→ DATA FOR PROCESSING:
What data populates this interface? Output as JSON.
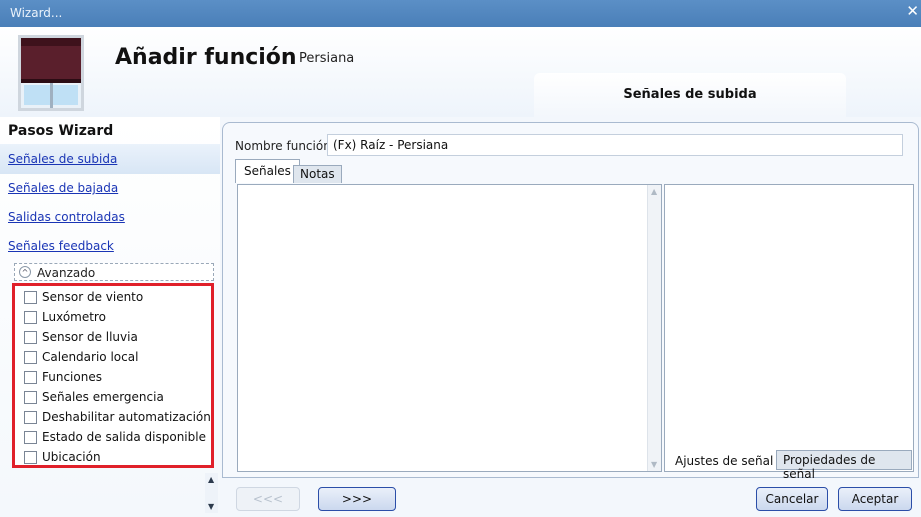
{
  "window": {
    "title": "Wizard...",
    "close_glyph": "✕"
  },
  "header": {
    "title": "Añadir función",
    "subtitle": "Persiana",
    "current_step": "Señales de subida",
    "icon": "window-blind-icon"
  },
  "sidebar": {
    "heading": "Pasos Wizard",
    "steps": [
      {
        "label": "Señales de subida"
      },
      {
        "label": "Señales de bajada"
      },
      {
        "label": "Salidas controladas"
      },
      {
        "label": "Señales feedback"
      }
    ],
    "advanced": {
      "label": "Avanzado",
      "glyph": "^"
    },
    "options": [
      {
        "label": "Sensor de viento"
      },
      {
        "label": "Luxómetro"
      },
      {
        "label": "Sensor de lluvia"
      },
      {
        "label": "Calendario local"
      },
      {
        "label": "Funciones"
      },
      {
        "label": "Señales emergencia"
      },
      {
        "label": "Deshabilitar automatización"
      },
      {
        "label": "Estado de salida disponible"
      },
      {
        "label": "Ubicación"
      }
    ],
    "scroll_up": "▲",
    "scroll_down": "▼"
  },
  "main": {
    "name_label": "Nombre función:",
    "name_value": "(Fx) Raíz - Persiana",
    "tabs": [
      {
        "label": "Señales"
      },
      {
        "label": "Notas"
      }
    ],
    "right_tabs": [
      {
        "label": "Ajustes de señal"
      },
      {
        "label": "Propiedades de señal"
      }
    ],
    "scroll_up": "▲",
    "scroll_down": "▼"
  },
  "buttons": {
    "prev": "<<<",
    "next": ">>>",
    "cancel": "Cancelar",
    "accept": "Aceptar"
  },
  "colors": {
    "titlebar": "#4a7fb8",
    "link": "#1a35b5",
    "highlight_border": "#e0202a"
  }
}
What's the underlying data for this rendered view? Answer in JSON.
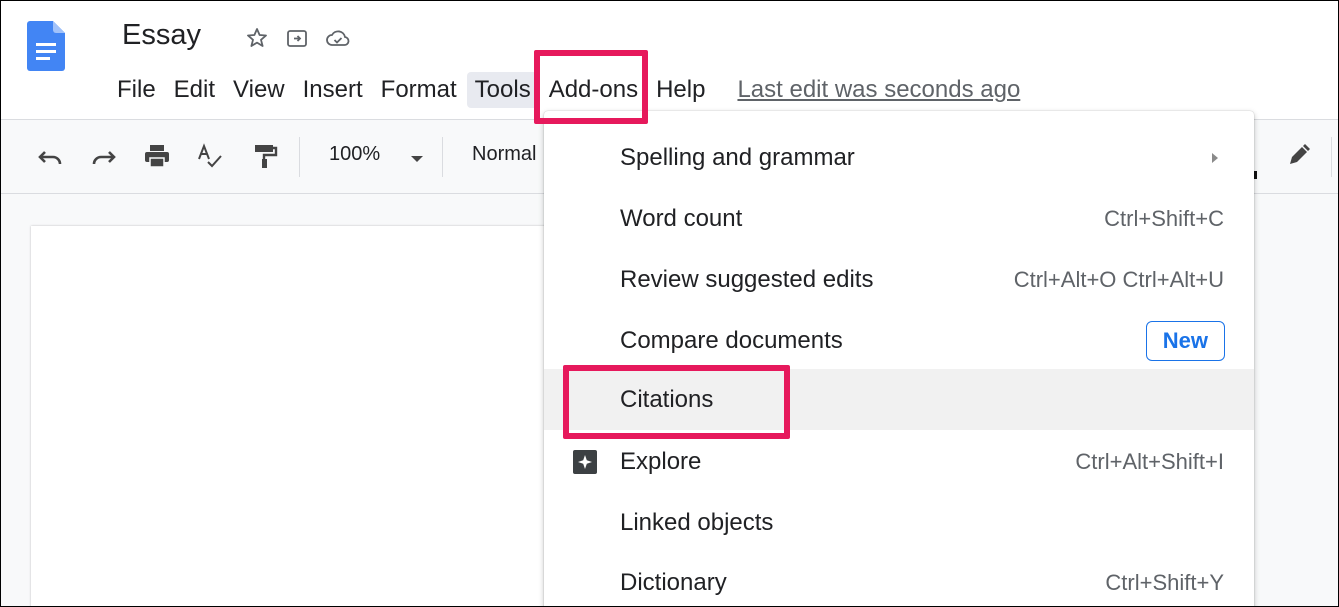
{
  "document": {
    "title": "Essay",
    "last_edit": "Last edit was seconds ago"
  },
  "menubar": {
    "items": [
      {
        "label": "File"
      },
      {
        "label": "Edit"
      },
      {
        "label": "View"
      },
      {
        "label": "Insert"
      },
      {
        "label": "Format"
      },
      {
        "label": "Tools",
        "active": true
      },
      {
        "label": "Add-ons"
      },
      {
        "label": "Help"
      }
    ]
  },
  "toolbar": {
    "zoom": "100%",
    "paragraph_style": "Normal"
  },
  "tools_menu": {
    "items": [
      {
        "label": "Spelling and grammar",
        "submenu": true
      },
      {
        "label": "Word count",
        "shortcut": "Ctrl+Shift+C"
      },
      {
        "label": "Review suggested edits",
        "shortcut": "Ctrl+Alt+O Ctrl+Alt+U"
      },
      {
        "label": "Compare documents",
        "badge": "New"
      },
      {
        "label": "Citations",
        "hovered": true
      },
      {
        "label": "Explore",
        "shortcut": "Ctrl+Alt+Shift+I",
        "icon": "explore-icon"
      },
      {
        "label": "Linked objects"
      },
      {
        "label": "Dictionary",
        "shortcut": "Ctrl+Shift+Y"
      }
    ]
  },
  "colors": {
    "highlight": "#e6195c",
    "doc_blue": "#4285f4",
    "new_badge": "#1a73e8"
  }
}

→ DIRECTIONS: Write out the entries again, exactly as given, skipping any images.

→ FINAL RESULT:
What data populates this interface? Output as JSON.
{
  "window": {
    "title": "Wizard...",
    "close_glyph": "✕"
  },
  "header": {
    "title": "Añadir función",
    "subtitle": "Persiana",
    "current_step": "Señales de subida",
    "icon": "window-blind-icon"
  },
  "sidebar": {
    "heading": "Pasos Wizard",
    "steps": [
      {
        "label": "Señales de subida"
      },
      {
        "label": "Señales de bajada"
      },
      {
        "label": "Salidas controladas"
      },
      {
        "label": "Señales feedback"
      }
    ],
    "advanced": {
      "label": "Avanzado",
      "glyph": "^"
    },
    "options": [
      {
        "label": "Sensor de viento"
      },
      {
        "label": "Luxómetro"
      },
      {
        "label": "Sensor de lluvia"
      },
      {
        "label": "Calendario local"
      },
      {
        "label": "Funciones"
      },
      {
        "label": "Señales emergencia"
      },
      {
        "label": "Deshabilitar automatización"
      },
      {
        "label": "Estado de salida disponible"
      },
      {
        "label": "Ubicación"
      }
    ],
    "scroll_up": "▲",
    "scroll_down": "▼"
  },
  "main": {
    "name_label": "Nombre función:",
    "name_value": "(Fx) Raíz - Persiana",
    "tabs": [
      {
        "label": "Señales"
      },
      {
        "label": "Notas"
      }
    ],
    "right_tabs": [
      {
        "label": "Ajustes de señal"
      },
      {
        "label": "Propiedades de señal"
      }
    ],
    "scroll_up": "▲",
    "scroll_down": "▼"
  },
  "buttons": {
    "prev": "<<<",
    "next": ">>>",
    "cancel": "Cancelar",
    "accept": "Aceptar"
  },
  "colors": {
    "titlebar": "#4a7fb8",
    "link": "#1a35b5",
    "highlight_border": "#e0202a"
  }
}
What's the underlying data for this rendered view? Answer in JSON.
{
  "document": {
    "title": "Essay",
    "last_edit": "Last edit was seconds ago"
  },
  "menubar": {
    "items": [
      {
        "label": "File"
      },
      {
        "label": "Edit"
      },
      {
        "label": "View"
      },
      {
        "label": "Insert"
      },
      {
        "label": "Format"
      },
      {
        "label": "Tools",
        "active": true
      },
      {
        "label": "Add-ons"
      },
      {
        "label": "Help"
      }
    ]
  },
  "toolbar": {
    "zoom": "100%",
    "paragraph_style": "Normal"
  },
  "tools_menu": {
    "items": [
      {
        "label": "Spelling and grammar",
        "submenu": true
      },
      {
        "label": "Word count",
        "shortcut": "Ctrl+Shift+C"
      },
      {
        "label": "Review suggested edits",
        "shortcut": "Ctrl+Alt+O Ctrl+Alt+U"
      },
      {
        "label": "Compare documents",
        "badge": "New"
      },
      {
        "label": "Citations",
        "hovered": true
      },
      {
        "label": "Explore",
        "shortcut": "Ctrl+Alt+Shift+I",
        "icon": "explore-icon"
      },
      {
        "label": "Linked objects"
      },
      {
        "label": "Dictionary",
        "shortcut": "Ctrl+Shift+Y"
      }
    ]
  },
  "colors": {
    "highlight": "#e6195c",
    "doc_blue": "#4285f4",
    "new_badge": "#1a73e8"
  }
}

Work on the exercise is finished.